* START Data in this exercise *

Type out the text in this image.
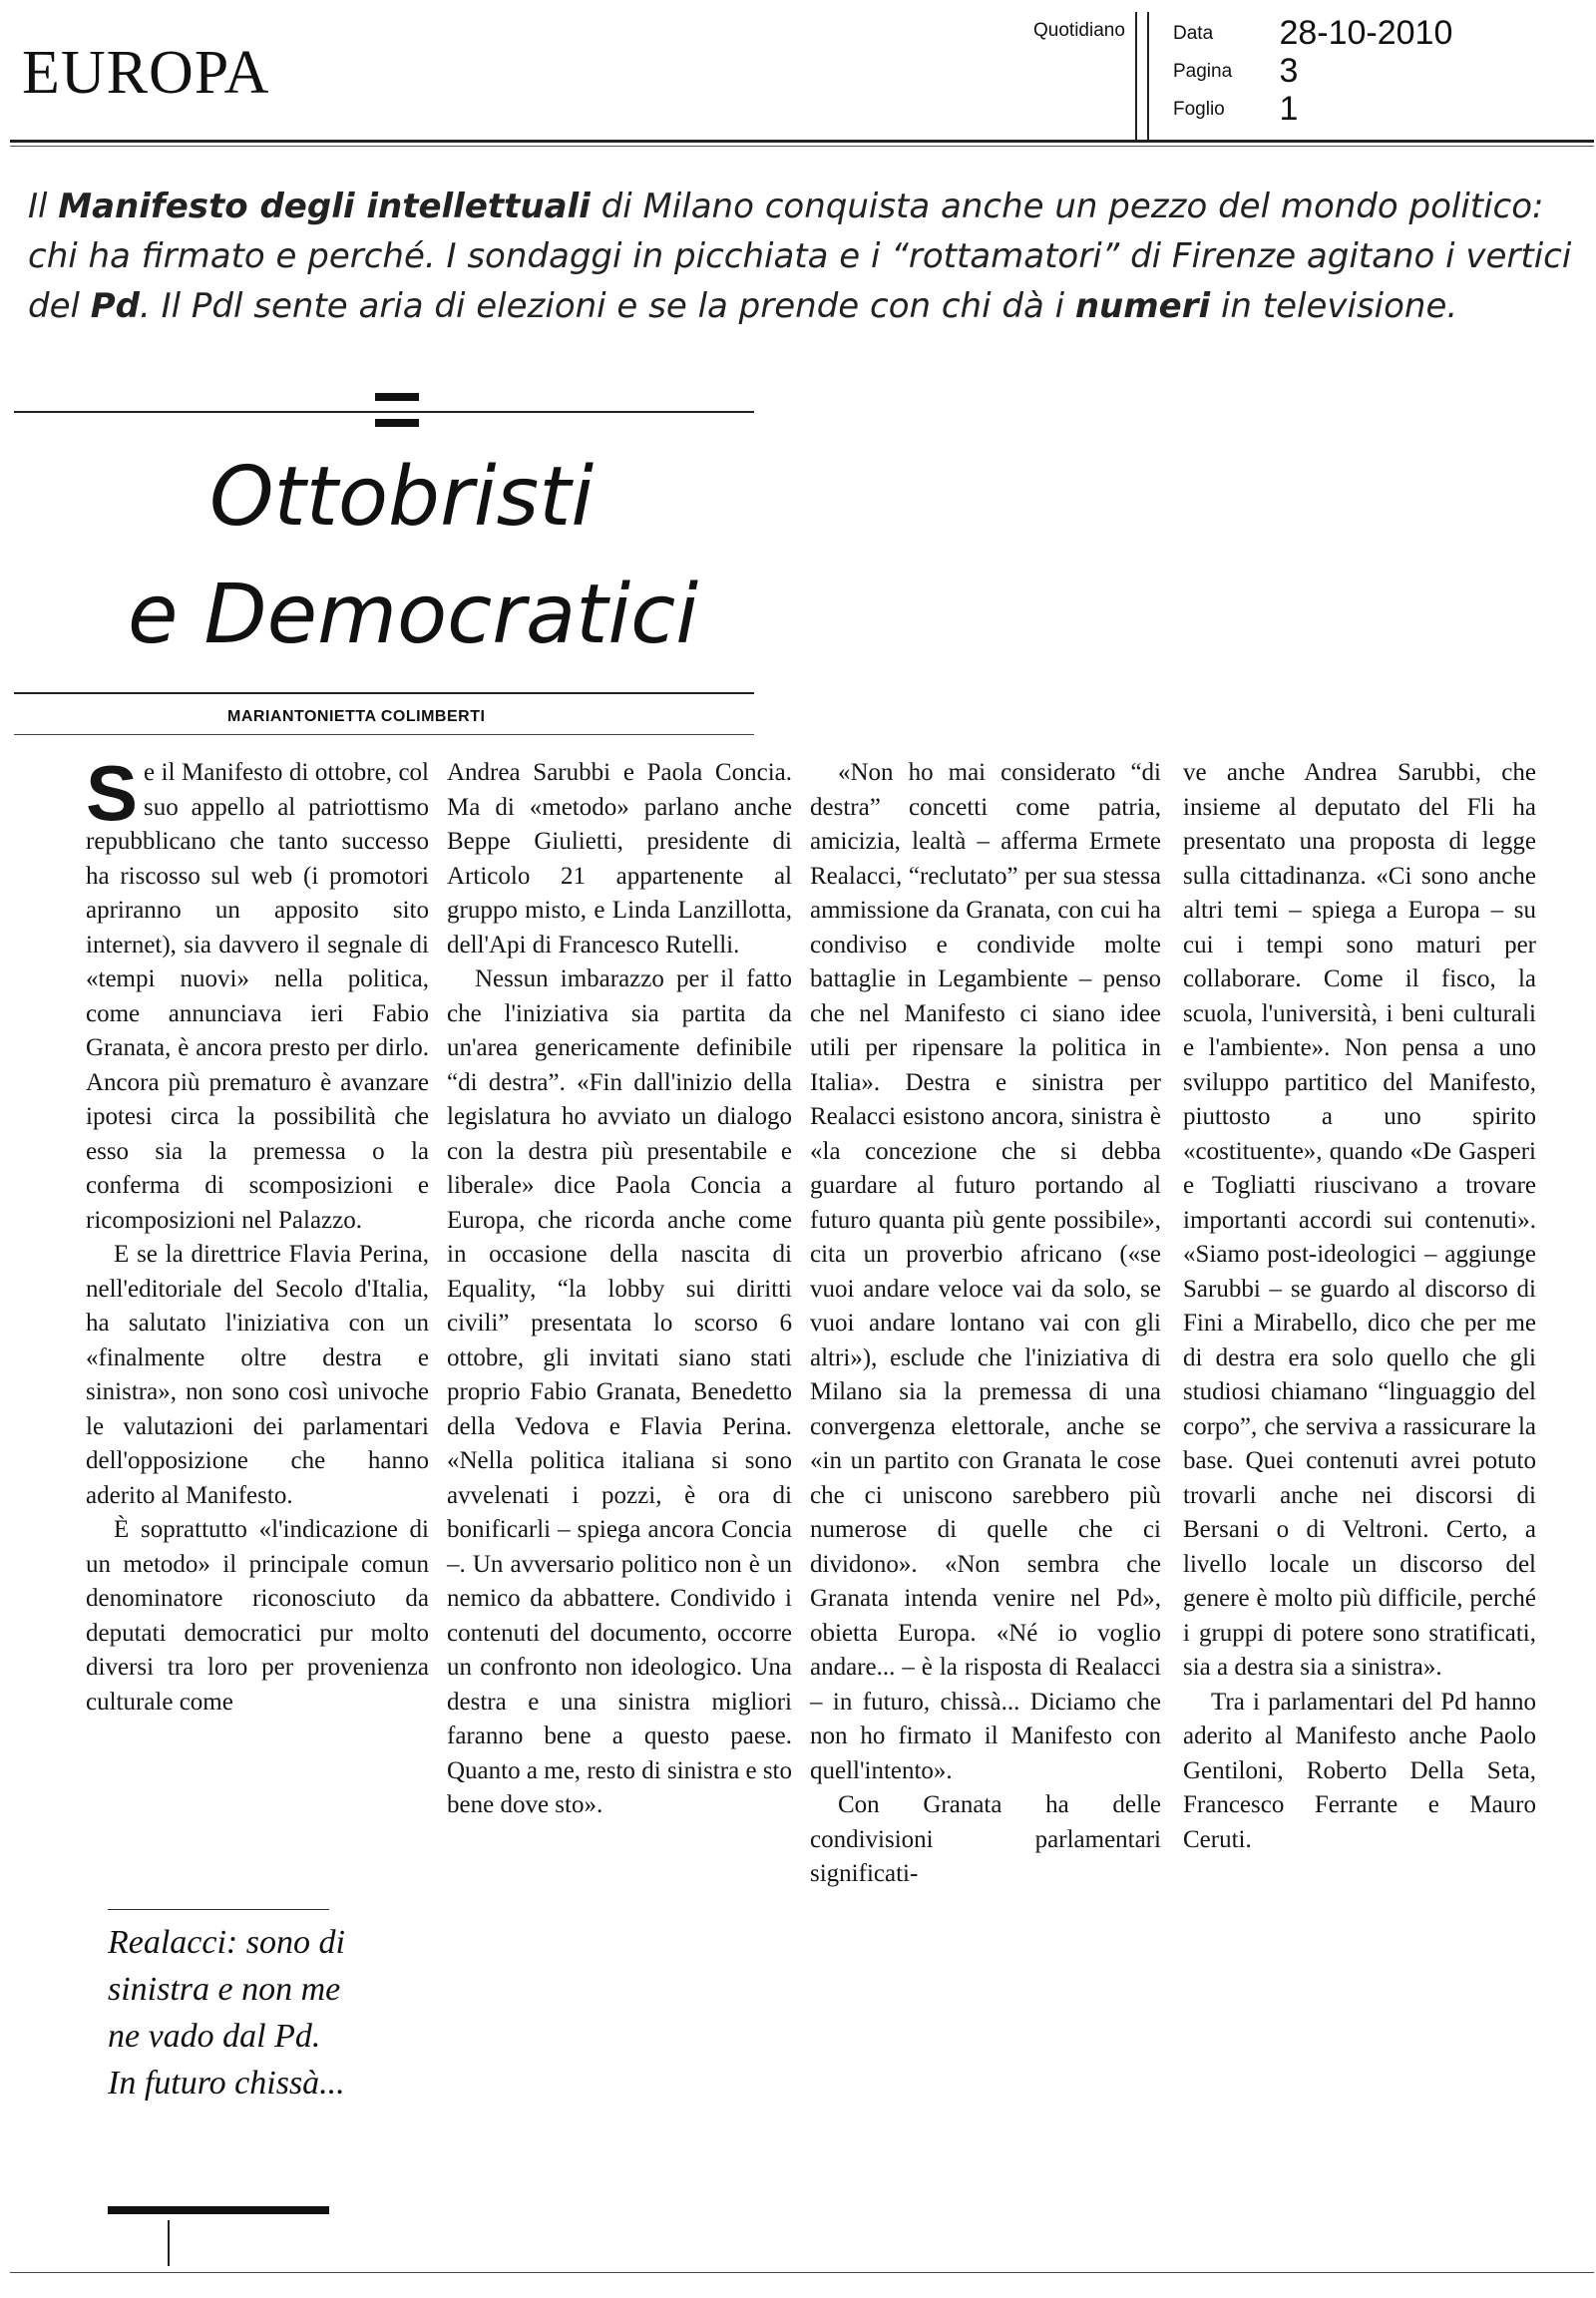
EUROPA
Quotidiano	Data 28-10-2010
Pagina 3
Foglio 1
Il Manifesto degli intellettuali di Milano conquista anche un pezzo del mondo politico: chi ha firmato e perché. I sondaggi in picchiata e i “rottamatori” di Firenze agitano i vertici del Pd. Il Pdl sente aria di elezioni e se la prende con chi dà i numeri in televisione.
Ottobristi
e Democratici
MARIANTONIETTA COLIMBERTI

Se il Manifesto di ottobre, col suo appello al patriottismo repubblicano che tanto successo ha riscosso sul web (i promotori apriranno un apposito sito internet), sia davvero il segnale di «tempi nuovi» nella politica, come annunciava ieri Fabio Granata, è ancora presto per dirlo. Ancora più prematuro è avanzare ipotesi circa la possibilità che esso sia la premessa o la conferma di scomposizioni e ricomposizioni nel Palazzo.

E se la direttrice Flavia Perina, nell'editoriale del Secolo d'Italia, ha salutato l'iniziativa con un «finalmente oltre destra e sinistra», non sono così univoche le valutazioni dei parlamentari dell'opposizione che hanno aderito al Manifesto.

È soprattutto «l'indicazione di un metodo» il principale comun denominatore riconosciuto da deputati democratici pur molto diversi tra loro per provenienza culturale come

Andrea Sarubbi e Paola Concia. Ma di «metodo» parlano anche Beppe Giulietti, presidente di Articolo 21 appartenente al gruppo misto, e Linda Lanzillotta, dell'Api di Francesco Rutelli.

Nessun imbarazzo per il fatto che l'iniziativa sia partita da un'area genericamente definibile “di destra”. «Fin dall'inizio della legislatura ho avviato un dialogo con la destra più presentabile e liberale» dice Paola Concia a Europa, che ricorda anche come in occasione della nascita di Equality, “la lobby sui diritti civili” presentata lo scorso 6 ottobre, gli invitati siano stati proprio Fabio Granata, Benedetto della Vedova e Flavia Perina. «Nella politica italiana si sono avvelenati i pozzi, è ora di bonificarli – spiega ancora Concia –. Un avversario politico non è un nemico da abbattere. Condivido i contenuti del documento, occorre un confronto non ideologico. Una destra e una sinistra migliori faranno bene a questo paese. Quanto a me, resto di sinistra e sto bene dove sto».

«Non ho mai considerato “di destra” concetti come patria, amicizia, lealtà – afferma Ermete Realacci, “reclutato” per sua stessa ammissione da Granata, con cui ha condiviso e condivide molte battaglie in Legambiente – penso che nel Manifesto ci siano idee utili per ripensare la politica in Italia». Destra e sinistra per Realacci esistono ancora, sinistra è «la concezione che si debba guardare al futuro portando al futuro quanta più gente possibile», cita un proverbio africano («se vuoi andare veloce vai da solo, se vuoi andare lontano vai con gli altri»), esclude che l'iniziativa di Milano sia la premessa di una convergenza elettorale, anche se «in un partito con Granata le cose che ci uniscono sarebbero più numerose di quelle che ci dividono». «Non sembra che Granata intenda venire nel Pd», obietta Europa. «Né io voglio andare... – è la risposta di Realacci – in futuro, chissà... Diciamo che non ho firmato il Manifesto con quell'intento».

Con Granata ha delle condivisioni parlamentari significati-

ve anche Andrea Sarubbi, che insieme al deputato del Fli ha presentato una proposta di legge sulla cittadinanza. «Ci sono anche altri temi – spiega a Europa – su cui i tempi sono maturi per collaborare. Come il fisco, la scuola, l'università, i beni culturali e l'ambiente». Non pensa a uno sviluppo partitico del Manifesto, piuttosto a uno spirito «costituente», quando «De Gasperi e Togliatti riuscivano a trovare importanti accordi sui contenuti». «Siamo post-ideologici – aggiunge Sarubbi – se guardo al discorso di Fini a Mirabello, dico che per me di destra era solo quello che gli studiosi chiamano “linguaggio del corpo”, che serviva a rassicurare la base. Quei contenuti avrei potuto trovarli anche nei discorsi di Bersani o di Veltroni. Certo, a livello locale un discorso del genere è molto più difficile, perché i gruppi di potere sono stratificati, sia a destra sia a sinistra».

Tra i parlamentari del Pd hanno aderito al Manifesto anche Paolo Gentiloni, Roberto Della Seta, Francesco Ferrante e Mauro Ceruti.

Realacci: sono di sinistra e non me ne vado dal Pd. In futuro chissà...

* END Data in this exercise *

## Exercise prompt:
Reproduce all of the material exactly, apart from the pictures.

## The answer:
Type out the text in this image.
EUROPA
Quotidiano	Data 28-10-2010
Pagina 3
Foglio 1
Il Manifesto degli intellettuali di Milano conquista anche un pezzo del mondo politico: chi ha firmato e perché. I sondaggi in picchiata e i “rottamatori” di Firenze agitano i vertici del Pd. Il Pdl sente aria di elezioni e se la prende con chi dà i numeri in televisione.
Ottobristi
e Democratici
MARIANTONIETTA COLIMBERTI

Se il Manifesto di ottobre, col suo appello al patriottismo repubblicano che tanto successo ha riscosso sul web (i promotori apriranno un apposito sito internet), sia davvero il segnale di «tempi nuovi» nella politica, come annunciava ieri Fabio Granata, è ancora presto per dirlo. Ancora più prematuro è avanzare ipotesi circa la possibilità che esso sia la premessa o la conferma di scomposizioni e ricomposizioni nel Palazzo.

E se la direttrice Flavia Perina, nell'editoriale del Secolo d'Italia, ha salutato l'iniziativa con un «finalmente oltre destra e sinistra», non sono così univoche le valutazioni dei parlamentari dell'opposizione che hanno aderito al Manifesto.

È soprattutto «l'indicazione di un metodo» il principale comun denominatore riconosciuto da deputati democratici pur molto diversi tra loro per provenienza culturale come

Andrea Sarubbi e Paola Concia. Ma di «metodo» parlano anche Beppe Giulietti, presidente di Articolo 21 appartenente al gruppo misto, e Linda Lanzillotta, dell'Api di Francesco Rutelli.

Nessun imbarazzo per il fatto che l'iniziativa sia partita da un'area genericamente definibile “di destra”. «Fin dall'inizio della legislatura ho avviato un dialogo con la destra più presentabile e liberale» dice Paola Concia a Europa, che ricorda anche come in occasione della nascita di Equality, “la lobby sui diritti civili” presentata lo scorso 6 ottobre, gli invitati siano stati proprio Fabio Granata, Benedetto della Vedova e Flavia Perina. «Nella politica italiana si sono avvelenati i pozzi, è ora di bonificarli – spiega ancora Concia –. Un avversario politico non è un nemico da abbattere. Condivido i contenuti del documento, occorre un confronto non ideologico. Una destra e una sinistra migliori faranno bene a questo paese. Quanto a me, resto di sinistra e sto bene dove sto».

«Non ho mai considerato “di destra” concetti come patria, amicizia, lealtà – afferma Ermete Realacci, “reclutato” per sua stessa ammissione da Granata, con cui ha condiviso e condivide molte battaglie in Legambiente – penso che nel Manifesto ci siano idee utili per ripensare la politica in Italia». Destra e sinistra per Realacci esistono ancora, sinistra è «la concezione che si debba guardare al futuro portando al futuro quanta più gente possibile», cita un proverbio africano («se vuoi andare veloce vai da solo, se vuoi andare lontano vai con gli altri»), esclude che l'iniziativa di Milano sia la premessa di una convergenza elettorale, anche se «in un partito con Granata le cose che ci uniscono sarebbero più numerose di quelle che ci dividono». «Non sembra che Granata intenda venire nel Pd», obietta Europa. «Né io voglio andare... – è la risposta di Realacci – in futuro, chissà... Diciamo che non ho firmato il Manifesto con quell'intento».

Con Granata ha delle condivisioni parlamentari significati-

ve anche Andrea Sarubbi, che insieme al deputato del Fli ha presentato una proposta di legge sulla cittadinanza. «Ci sono anche altri temi – spiega a Europa – su cui i tempi sono maturi per collaborare. Come il fisco, la scuola, l'università, i beni culturali e l'ambiente». Non pensa a uno sviluppo partitico del Manifesto, piuttosto a uno spirito «costituente», quando «De Gasperi e Togliatti riuscivano a trovare importanti accordi sui contenuti». «Siamo post-ideologici – aggiunge Sarubbi – se guardo al discorso di Fini a Mirabello, dico che per me di destra era solo quello che gli studiosi chiamano “linguaggio del corpo”, che serviva a rassicurare la base. Quei contenuti avrei potuto trovarli anche nei discorsi di Bersani o di Veltroni. Certo, a livello locale un discorso del genere è molto più difficile, perché i gruppi di potere sono stratificati, sia a destra sia a sinistra».

Tra i parlamentari del Pd hanno aderito al Manifesto anche Paolo Gentiloni, Roberto Della Seta, Francesco Ferrante e Mauro Ceruti.

Realacci: sono di sinistra e non me ne vado dal Pd. In futuro chissà...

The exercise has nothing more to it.